> Entries taken from a collection
★ ★ ★ ★ ★

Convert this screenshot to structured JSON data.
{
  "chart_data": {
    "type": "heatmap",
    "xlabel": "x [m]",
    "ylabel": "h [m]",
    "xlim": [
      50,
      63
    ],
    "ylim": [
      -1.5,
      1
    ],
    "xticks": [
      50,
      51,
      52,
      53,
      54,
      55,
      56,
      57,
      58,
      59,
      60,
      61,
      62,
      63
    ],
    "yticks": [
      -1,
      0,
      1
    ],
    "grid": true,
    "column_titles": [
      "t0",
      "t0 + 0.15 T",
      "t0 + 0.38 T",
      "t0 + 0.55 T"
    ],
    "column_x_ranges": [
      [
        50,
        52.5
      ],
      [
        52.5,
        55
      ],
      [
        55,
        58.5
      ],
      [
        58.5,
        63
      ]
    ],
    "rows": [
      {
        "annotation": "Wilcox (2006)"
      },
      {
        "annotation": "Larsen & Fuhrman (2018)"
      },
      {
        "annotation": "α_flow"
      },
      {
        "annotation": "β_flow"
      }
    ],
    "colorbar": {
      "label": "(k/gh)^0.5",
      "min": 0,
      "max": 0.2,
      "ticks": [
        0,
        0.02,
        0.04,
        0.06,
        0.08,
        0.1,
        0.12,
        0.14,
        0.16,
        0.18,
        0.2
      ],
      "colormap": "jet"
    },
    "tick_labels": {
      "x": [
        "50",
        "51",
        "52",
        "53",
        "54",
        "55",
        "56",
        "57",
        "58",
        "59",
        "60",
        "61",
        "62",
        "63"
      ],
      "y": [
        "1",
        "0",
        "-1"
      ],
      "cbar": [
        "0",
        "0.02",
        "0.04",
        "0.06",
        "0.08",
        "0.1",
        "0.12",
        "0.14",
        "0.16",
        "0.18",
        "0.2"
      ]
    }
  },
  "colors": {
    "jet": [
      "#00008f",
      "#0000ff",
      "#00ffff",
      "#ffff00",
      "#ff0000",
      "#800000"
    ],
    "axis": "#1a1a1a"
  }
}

★ ★ ★ ★ ★

> Goal
Gather up the lines that contain the word "annotation".

> Exercise response
        "annotation": "Wilcox (2006)"
        "annotation": "Larsen & Fuhrman (2018)"
        "annotation": "α_flow"
        "annotation": "β_flow"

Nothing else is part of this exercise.